Task data:

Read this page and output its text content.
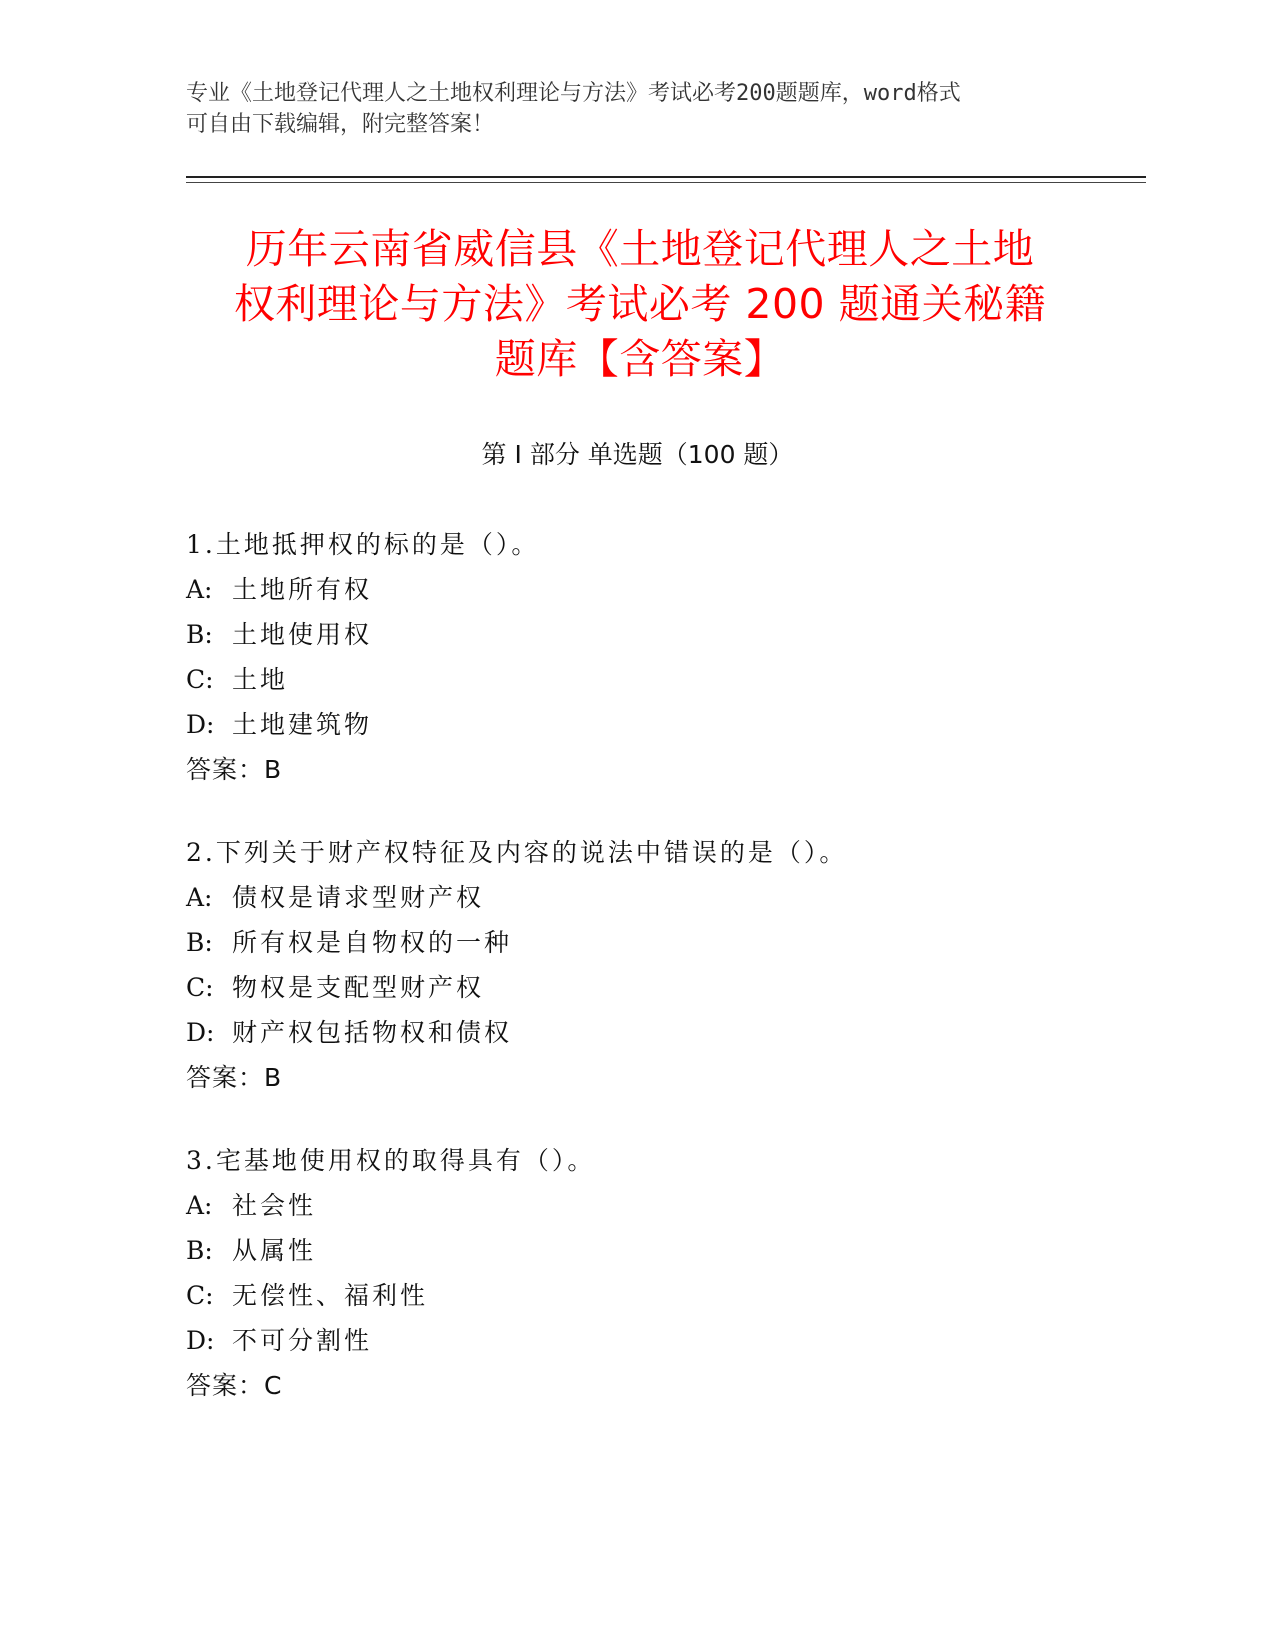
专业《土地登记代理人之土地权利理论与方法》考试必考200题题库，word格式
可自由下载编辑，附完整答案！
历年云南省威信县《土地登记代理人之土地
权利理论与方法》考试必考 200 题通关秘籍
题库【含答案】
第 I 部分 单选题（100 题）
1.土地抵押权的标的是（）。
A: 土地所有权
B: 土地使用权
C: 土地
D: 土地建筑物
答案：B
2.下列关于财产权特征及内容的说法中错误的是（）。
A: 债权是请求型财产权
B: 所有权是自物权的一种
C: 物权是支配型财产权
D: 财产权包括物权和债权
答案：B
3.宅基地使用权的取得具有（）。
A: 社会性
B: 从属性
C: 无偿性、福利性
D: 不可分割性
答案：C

What you are asked to do:
Leave out the pictures and return every record word for word.

Complete output:
Read this page and output its text content.
专业《土地登记代理人之土地权利理论与方法》考试必考200题题库，word格式
可自由下载编辑，附完整答案！
历年云南省威信县《土地登记代理人之土地
权利理论与方法》考试必考 200 题通关秘籍
题库【含答案】
第 I 部分 单选题（100 题）
1.土地抵押权的标的是（）。
A: 土地所有权
B: 土地使用权
C: 土地
D: 土地建筑物
答案：B
2.下列关于财产权特征及内容的说法中错误的是（）。
A: 债权是请求型财产权
B: 所有权是自物权的一种
C: 物权是支配型财产权
D: 财产权包括物权和债权
答案：B
3.宅基地使用权的取得具有（）。
A: 社会性
B: 从属性
C: 无偿性、福利性
D: 不可分割性
答案：C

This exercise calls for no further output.